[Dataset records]
◇ ◇ ◇ ◇ ◇ ◇ ◇

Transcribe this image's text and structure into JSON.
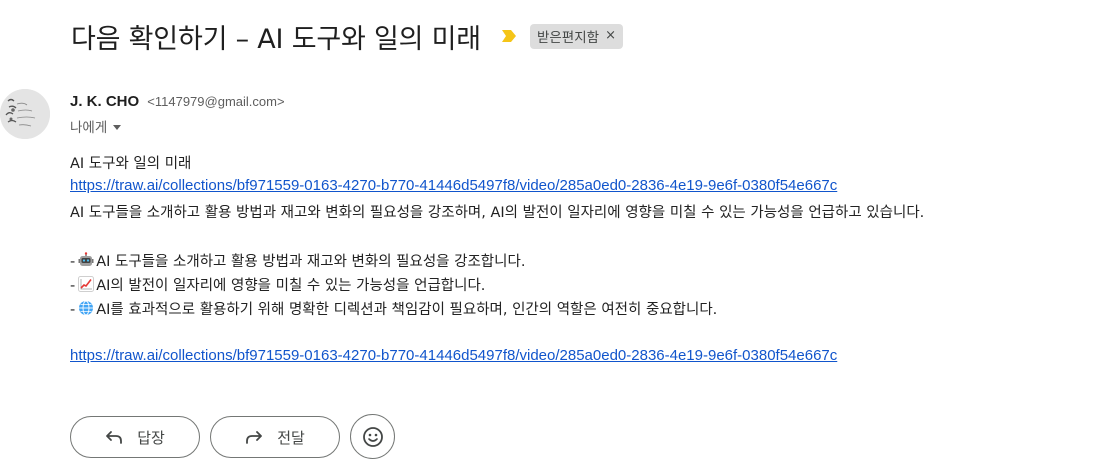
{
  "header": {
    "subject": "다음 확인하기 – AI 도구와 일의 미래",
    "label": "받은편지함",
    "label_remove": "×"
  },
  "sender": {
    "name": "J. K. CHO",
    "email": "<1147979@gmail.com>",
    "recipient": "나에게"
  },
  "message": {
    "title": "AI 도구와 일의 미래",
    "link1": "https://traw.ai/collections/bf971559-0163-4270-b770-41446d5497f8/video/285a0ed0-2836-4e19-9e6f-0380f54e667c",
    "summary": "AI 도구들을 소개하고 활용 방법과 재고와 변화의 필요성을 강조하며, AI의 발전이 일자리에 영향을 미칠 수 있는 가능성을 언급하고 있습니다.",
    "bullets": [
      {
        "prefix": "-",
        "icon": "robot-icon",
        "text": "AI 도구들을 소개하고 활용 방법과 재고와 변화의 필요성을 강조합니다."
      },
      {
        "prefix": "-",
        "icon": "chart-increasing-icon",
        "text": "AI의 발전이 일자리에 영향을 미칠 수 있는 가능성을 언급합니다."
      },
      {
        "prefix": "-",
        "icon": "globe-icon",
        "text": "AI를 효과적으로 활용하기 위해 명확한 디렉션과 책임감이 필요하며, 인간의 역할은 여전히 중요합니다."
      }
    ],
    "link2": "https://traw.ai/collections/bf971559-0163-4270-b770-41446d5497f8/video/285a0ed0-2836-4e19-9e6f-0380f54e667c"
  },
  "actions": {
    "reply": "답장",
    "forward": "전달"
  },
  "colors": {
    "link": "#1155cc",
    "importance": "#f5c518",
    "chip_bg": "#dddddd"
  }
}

◇ ◇ ◇ ◇ ◇ ◇ ◇

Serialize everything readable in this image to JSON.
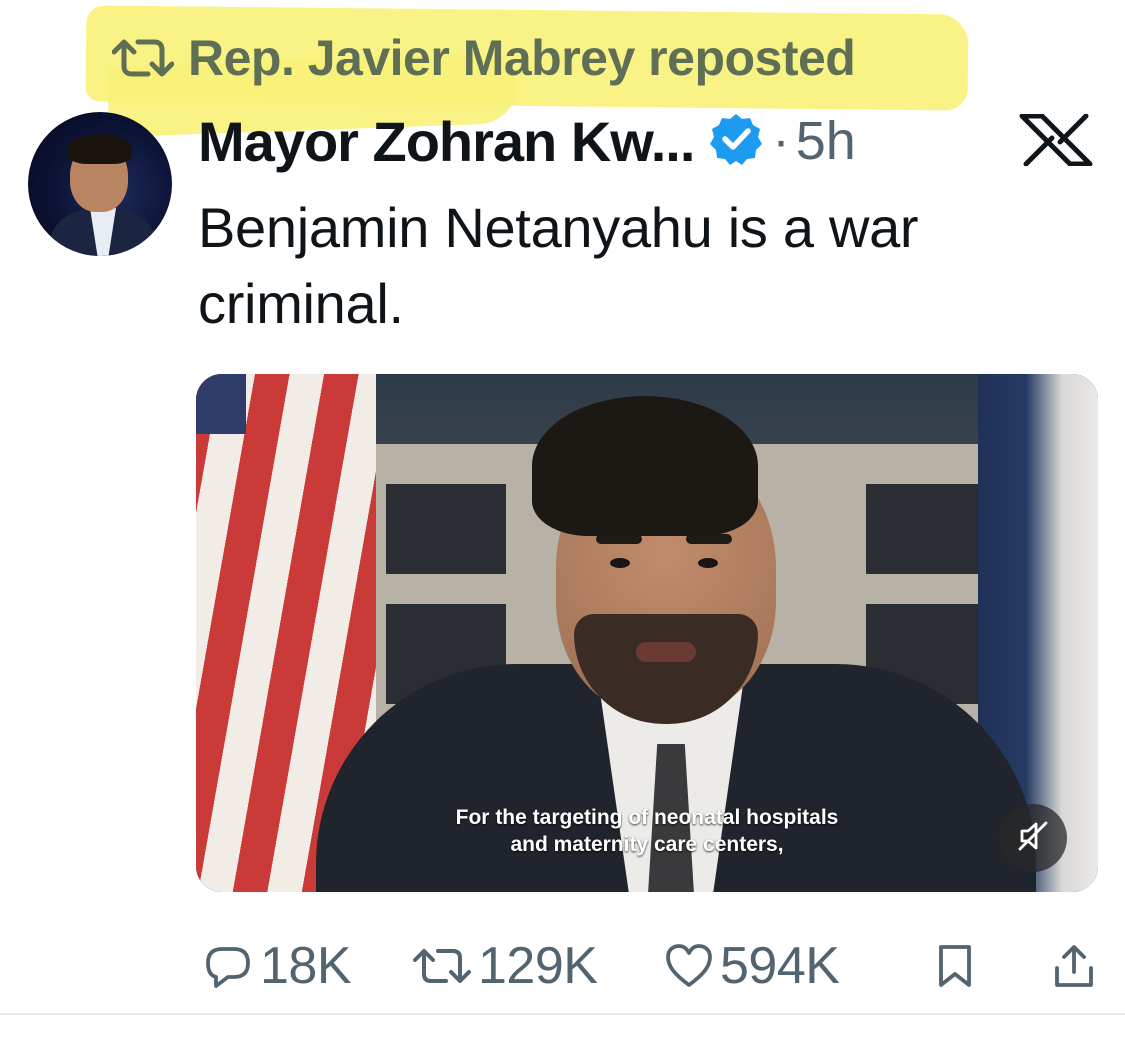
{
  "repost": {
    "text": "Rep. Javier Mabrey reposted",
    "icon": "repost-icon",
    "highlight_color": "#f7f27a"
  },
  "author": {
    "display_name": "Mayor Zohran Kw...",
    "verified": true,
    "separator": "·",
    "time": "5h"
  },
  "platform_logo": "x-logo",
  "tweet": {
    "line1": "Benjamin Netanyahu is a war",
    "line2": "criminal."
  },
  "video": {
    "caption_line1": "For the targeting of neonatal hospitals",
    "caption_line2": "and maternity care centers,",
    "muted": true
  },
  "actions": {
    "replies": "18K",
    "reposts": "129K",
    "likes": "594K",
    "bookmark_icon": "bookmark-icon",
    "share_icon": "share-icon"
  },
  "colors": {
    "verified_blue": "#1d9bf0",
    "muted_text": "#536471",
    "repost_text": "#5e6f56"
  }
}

◇ ◇ ◇ ◇ ◇ ◇ ◇

- What needs to be done
Collect every line from the records above that contains the word "icon".

- Solved problem
        "icon": "robot-icon",
        "icon": "chart-increasing-icon",
        "icon": "globe-icon",
    "icon": "repost-icon",
    "bookmark_icon": "bookmark-icon",
    "share_icon": "share-icon"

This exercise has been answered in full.